[start of Materials provided]
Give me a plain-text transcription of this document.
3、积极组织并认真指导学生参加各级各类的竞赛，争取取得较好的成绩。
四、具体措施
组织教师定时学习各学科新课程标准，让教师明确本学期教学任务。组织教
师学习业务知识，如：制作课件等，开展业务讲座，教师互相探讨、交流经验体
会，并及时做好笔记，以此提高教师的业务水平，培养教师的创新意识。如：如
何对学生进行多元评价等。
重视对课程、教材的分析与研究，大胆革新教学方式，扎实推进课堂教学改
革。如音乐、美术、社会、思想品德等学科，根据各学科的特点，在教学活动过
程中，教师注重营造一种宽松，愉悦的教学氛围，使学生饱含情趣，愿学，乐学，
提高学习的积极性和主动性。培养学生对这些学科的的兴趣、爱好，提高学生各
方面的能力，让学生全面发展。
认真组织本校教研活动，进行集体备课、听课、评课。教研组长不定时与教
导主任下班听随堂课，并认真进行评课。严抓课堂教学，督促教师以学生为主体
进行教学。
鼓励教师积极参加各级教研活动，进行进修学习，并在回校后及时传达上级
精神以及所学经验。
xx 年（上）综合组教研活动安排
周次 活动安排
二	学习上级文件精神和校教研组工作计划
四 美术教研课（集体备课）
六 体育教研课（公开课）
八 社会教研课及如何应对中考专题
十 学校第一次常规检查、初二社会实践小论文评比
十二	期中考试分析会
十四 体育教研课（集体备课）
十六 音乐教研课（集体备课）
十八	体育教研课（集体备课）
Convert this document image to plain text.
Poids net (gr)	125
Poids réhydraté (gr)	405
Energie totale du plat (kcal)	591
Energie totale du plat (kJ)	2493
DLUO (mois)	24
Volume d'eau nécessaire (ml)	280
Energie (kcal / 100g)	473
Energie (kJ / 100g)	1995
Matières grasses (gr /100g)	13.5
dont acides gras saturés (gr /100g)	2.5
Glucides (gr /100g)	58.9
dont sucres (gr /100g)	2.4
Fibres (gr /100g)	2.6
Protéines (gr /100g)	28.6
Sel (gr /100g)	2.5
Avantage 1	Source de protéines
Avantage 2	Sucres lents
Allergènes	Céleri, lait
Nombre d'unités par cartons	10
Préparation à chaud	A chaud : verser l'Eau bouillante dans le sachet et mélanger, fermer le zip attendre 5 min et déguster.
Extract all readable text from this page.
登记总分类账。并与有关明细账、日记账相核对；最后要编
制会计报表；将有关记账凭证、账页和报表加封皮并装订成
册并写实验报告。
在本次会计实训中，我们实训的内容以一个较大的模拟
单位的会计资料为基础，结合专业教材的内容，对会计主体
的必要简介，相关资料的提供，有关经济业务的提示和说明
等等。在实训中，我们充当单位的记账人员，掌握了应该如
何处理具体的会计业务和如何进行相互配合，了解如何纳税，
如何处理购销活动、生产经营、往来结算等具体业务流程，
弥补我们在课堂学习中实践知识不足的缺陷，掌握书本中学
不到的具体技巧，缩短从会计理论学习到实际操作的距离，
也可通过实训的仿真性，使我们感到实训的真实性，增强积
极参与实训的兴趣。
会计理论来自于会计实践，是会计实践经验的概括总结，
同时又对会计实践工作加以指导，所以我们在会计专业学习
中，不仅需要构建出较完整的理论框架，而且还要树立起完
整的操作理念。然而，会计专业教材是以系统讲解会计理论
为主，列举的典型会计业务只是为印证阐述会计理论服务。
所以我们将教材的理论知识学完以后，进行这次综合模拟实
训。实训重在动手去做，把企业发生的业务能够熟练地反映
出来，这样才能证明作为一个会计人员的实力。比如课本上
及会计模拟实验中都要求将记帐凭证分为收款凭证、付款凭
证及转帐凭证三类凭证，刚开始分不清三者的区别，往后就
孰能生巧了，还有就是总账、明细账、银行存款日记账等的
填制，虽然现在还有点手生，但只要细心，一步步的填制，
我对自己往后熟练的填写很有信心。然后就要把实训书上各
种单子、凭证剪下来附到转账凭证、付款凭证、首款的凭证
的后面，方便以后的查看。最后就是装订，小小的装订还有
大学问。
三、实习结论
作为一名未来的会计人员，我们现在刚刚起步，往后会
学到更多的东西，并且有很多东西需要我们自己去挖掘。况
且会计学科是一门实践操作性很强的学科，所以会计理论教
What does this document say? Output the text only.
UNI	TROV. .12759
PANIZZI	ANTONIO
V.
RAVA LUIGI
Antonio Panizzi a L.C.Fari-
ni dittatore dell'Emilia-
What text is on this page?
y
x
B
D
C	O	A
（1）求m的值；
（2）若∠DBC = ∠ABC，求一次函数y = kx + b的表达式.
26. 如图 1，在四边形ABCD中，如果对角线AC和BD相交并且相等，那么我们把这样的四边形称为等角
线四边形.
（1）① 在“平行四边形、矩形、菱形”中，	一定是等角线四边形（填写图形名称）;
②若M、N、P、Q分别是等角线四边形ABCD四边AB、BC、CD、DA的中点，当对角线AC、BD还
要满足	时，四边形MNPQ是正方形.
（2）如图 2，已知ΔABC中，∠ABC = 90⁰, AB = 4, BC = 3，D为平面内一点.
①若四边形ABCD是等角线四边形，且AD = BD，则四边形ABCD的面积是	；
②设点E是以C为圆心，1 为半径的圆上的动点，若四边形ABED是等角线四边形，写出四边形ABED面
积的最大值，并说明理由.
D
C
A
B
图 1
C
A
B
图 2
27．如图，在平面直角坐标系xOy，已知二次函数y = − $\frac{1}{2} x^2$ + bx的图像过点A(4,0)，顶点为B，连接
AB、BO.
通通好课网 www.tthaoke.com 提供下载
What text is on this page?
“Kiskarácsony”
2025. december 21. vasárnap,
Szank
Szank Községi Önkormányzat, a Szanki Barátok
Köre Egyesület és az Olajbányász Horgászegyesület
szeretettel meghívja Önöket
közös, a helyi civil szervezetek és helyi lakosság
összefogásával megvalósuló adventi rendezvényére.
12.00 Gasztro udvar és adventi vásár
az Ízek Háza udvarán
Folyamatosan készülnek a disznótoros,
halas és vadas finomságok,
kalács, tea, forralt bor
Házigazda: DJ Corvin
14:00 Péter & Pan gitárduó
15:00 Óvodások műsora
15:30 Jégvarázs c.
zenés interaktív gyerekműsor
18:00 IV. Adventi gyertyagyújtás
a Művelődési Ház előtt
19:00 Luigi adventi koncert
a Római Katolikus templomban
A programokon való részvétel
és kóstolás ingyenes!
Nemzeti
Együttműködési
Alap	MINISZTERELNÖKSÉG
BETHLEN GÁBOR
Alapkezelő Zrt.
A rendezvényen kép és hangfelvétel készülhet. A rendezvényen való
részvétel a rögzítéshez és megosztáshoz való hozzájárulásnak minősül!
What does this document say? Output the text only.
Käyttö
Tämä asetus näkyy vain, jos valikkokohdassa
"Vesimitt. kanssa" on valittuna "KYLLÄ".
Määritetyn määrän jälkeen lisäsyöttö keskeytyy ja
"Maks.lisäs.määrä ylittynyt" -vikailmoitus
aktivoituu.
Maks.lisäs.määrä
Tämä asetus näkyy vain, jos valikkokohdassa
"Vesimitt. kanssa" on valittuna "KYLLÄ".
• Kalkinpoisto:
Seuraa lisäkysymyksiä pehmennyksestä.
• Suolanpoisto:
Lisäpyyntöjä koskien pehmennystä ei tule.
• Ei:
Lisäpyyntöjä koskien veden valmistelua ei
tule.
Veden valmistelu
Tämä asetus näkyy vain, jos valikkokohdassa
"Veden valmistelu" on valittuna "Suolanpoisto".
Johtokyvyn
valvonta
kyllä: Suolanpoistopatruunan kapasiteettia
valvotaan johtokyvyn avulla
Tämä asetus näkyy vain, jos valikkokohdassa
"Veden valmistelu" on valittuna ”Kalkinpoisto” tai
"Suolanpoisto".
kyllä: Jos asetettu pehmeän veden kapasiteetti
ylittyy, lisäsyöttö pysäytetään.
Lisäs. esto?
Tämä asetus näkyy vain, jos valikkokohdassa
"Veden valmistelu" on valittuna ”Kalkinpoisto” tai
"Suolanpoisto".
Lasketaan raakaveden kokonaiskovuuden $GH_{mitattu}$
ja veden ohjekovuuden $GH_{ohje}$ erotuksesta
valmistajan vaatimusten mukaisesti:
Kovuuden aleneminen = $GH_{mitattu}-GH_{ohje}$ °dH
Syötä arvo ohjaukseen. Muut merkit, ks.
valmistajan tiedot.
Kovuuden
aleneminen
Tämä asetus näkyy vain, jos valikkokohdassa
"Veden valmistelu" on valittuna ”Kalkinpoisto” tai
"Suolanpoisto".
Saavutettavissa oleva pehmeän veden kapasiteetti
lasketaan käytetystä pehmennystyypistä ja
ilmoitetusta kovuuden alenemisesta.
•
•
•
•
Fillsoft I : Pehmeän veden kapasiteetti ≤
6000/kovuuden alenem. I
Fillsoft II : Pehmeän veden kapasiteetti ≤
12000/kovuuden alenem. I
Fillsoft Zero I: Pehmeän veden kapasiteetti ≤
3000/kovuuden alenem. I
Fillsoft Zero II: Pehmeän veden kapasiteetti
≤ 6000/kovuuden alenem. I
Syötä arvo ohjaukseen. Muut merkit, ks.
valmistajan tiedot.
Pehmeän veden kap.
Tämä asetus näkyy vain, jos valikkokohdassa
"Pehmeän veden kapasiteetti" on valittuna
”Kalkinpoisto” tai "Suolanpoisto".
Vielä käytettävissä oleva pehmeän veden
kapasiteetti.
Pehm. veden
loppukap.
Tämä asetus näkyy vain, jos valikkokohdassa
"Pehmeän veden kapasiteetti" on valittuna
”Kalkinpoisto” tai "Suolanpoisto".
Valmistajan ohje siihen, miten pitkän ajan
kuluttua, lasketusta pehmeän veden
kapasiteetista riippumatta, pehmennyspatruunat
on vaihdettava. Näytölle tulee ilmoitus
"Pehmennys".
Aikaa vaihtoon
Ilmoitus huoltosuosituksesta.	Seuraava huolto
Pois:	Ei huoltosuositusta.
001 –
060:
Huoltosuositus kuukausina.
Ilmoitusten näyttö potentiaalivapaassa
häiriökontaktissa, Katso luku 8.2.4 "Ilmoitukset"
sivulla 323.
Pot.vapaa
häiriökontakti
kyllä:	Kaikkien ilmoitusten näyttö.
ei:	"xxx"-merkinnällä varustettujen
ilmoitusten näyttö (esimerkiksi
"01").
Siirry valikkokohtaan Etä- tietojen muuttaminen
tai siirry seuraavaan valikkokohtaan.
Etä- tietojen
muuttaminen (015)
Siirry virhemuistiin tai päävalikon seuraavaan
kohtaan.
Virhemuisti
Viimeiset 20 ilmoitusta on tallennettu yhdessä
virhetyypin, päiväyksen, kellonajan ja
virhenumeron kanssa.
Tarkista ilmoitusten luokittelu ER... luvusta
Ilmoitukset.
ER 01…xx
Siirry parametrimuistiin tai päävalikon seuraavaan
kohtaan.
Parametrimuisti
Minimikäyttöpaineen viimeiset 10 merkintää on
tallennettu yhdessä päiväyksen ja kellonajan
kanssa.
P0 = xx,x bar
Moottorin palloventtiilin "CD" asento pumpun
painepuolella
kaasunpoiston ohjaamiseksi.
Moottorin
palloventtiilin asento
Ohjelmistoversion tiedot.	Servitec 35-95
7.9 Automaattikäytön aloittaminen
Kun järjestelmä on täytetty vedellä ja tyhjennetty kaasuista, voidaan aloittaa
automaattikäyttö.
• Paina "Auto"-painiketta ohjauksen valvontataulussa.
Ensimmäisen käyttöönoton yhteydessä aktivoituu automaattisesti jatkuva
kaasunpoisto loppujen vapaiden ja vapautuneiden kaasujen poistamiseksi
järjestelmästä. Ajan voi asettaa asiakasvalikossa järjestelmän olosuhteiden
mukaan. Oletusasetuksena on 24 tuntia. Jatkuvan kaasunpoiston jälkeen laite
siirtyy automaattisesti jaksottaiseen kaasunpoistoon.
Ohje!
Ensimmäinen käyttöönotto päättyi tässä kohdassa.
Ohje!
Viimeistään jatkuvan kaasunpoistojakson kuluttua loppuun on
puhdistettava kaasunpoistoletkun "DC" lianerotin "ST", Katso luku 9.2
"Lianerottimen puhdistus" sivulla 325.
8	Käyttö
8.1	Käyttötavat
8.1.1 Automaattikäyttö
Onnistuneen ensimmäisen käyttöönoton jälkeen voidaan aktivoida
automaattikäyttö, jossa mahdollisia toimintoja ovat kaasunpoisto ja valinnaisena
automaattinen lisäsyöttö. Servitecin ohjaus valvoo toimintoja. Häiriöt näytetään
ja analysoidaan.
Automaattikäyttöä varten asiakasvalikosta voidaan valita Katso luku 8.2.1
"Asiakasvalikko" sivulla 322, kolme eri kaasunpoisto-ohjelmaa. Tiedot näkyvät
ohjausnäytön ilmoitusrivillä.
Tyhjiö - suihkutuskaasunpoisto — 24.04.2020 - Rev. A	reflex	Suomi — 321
[end of Materials provided]
◆ What you should do
State how many lines hold the word "luku". The number is the whole answer.

◆ Complete answer
3